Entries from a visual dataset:
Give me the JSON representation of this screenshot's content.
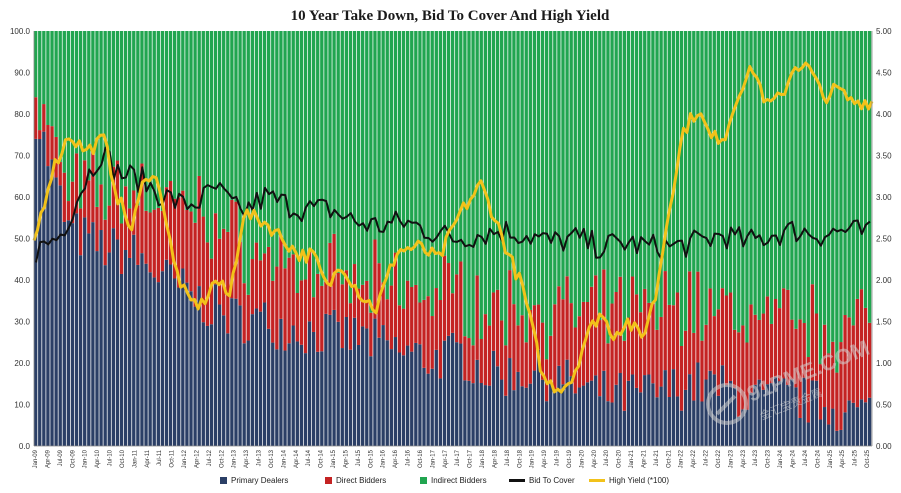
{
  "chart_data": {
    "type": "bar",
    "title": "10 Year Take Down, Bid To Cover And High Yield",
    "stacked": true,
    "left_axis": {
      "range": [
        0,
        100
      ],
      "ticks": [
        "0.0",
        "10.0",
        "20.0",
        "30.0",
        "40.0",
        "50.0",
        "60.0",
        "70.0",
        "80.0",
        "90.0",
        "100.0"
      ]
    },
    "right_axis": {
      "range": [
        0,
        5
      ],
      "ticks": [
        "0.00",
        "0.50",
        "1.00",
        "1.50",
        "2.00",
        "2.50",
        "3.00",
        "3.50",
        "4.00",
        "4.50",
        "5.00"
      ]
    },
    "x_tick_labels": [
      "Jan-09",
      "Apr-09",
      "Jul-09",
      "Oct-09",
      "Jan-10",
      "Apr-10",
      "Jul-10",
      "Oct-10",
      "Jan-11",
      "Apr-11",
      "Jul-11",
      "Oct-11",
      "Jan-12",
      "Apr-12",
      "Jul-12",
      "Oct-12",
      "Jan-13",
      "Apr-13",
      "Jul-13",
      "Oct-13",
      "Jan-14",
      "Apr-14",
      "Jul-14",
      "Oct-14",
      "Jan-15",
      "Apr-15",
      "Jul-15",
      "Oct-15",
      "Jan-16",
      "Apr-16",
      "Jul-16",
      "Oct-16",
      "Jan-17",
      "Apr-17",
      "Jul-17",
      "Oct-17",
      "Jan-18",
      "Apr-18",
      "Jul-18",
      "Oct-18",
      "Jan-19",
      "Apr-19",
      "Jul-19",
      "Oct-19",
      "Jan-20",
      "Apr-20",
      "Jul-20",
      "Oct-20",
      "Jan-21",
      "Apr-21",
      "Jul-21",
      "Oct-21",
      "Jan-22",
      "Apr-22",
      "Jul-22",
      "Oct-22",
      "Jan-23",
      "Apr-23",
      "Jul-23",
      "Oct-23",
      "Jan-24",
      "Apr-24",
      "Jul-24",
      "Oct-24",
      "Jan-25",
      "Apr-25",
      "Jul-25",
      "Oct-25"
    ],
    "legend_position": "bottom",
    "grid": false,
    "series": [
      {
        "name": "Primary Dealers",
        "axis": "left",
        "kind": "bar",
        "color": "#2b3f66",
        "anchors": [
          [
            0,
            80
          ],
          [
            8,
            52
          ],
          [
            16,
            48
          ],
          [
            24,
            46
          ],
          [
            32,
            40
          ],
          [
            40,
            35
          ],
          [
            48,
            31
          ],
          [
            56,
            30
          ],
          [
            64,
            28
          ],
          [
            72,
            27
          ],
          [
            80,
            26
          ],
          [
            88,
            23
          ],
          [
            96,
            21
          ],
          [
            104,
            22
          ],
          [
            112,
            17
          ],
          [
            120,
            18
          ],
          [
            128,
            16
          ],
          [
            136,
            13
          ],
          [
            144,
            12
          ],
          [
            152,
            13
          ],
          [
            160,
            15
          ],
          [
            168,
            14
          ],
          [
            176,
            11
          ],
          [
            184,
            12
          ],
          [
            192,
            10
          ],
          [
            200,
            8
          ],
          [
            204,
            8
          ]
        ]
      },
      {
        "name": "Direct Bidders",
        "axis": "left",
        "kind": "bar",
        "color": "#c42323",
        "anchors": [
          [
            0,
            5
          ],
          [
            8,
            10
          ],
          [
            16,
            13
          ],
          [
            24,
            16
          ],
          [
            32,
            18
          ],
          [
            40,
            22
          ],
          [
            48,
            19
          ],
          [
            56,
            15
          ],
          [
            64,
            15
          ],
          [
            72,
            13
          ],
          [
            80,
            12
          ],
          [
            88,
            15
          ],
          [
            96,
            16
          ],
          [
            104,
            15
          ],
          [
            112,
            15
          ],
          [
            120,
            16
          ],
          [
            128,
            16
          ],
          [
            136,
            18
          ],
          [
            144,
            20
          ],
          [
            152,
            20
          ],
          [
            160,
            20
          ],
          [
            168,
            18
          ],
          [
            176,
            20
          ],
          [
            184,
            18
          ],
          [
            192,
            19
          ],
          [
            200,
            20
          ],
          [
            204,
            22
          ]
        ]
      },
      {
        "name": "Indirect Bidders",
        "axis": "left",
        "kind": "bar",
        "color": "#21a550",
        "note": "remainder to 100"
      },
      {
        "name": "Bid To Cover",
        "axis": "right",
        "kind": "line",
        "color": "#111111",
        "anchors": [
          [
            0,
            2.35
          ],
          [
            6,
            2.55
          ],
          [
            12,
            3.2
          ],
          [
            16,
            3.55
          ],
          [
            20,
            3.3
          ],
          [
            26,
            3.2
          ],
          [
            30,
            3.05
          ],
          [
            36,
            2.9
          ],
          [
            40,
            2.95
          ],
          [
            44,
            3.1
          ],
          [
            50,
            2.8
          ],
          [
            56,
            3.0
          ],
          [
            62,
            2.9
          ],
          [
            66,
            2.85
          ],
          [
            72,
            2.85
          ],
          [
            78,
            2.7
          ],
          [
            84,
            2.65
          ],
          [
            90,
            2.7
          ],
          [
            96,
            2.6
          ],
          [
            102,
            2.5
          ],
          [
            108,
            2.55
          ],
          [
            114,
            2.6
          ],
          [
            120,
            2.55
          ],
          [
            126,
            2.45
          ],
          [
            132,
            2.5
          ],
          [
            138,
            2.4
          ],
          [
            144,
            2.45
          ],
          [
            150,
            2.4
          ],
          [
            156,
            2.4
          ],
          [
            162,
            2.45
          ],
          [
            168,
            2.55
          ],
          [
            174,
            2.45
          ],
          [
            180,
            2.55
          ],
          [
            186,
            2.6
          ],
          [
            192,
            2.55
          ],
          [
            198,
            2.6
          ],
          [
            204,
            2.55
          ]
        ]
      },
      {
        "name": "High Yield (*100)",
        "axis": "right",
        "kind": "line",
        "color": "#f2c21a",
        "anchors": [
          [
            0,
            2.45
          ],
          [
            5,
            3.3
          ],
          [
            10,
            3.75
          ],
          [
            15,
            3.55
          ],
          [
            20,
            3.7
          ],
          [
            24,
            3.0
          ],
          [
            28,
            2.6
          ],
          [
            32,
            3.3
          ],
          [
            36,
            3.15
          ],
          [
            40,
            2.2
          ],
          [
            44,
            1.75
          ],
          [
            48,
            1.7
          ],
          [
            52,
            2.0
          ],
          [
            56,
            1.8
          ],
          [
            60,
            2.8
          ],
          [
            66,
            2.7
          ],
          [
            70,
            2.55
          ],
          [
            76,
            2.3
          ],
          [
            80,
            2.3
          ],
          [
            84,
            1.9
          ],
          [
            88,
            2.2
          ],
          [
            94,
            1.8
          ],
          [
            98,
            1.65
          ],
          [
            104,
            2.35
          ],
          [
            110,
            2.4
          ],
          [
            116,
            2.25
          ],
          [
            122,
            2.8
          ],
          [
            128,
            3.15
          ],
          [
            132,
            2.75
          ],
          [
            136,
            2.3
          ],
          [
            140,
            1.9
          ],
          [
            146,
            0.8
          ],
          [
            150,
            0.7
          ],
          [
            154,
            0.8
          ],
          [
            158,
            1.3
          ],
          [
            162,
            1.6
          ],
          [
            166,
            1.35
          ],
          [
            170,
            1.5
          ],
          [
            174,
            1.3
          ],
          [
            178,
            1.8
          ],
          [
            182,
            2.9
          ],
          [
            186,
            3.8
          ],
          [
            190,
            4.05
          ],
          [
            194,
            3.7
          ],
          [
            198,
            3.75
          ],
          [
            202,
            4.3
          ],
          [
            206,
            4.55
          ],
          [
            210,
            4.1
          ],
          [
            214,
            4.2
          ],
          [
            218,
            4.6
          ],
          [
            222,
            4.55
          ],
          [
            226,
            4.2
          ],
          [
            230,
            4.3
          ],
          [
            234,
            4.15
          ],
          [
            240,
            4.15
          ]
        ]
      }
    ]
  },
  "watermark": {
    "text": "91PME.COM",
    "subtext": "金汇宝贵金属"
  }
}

# What you need to do
Keep only those lines of the records that hold "name", and return them.

# Output of the task
        "name": "Primary Dealers",
        "name": "Direct Bidders",
        "name": "Indirect Bidders",
        "name": "Bid To Cover",
        "name": "High Yield (*100)",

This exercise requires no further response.